### [Data rows]
>> start

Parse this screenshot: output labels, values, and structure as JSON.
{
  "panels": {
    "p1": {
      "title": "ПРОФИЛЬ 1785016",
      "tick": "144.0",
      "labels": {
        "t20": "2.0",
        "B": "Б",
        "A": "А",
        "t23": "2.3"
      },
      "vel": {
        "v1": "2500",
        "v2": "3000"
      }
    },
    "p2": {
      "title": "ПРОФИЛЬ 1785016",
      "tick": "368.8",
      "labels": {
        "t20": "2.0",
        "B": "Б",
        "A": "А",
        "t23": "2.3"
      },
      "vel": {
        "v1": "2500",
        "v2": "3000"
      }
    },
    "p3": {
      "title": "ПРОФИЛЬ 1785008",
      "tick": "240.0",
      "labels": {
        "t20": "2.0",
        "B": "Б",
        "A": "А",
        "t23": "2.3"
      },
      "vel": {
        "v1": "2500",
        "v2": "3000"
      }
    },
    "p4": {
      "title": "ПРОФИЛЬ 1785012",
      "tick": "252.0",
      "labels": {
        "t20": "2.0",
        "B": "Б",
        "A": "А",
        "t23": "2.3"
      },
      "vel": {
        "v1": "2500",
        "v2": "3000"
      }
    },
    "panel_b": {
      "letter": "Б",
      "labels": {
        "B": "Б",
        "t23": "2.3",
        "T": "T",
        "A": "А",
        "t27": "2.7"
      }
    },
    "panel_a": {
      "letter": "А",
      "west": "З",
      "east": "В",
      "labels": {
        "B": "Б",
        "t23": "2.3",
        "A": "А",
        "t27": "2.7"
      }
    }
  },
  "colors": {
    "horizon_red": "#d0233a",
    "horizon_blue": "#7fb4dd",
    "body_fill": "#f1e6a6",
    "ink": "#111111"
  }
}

>> end

### [Exercise details]
Scan the listing above and copy all lines containing the word "ПРОФИЛЬ".

### [Response]
      "title": "ПРОФИЛЬ 1785016",
      "title": "ПРОФИЛЬ 1785016",
      "title": "ПРОФИЛЬ 1785008",
      "title": "ПРОФИЛЬ 1785012",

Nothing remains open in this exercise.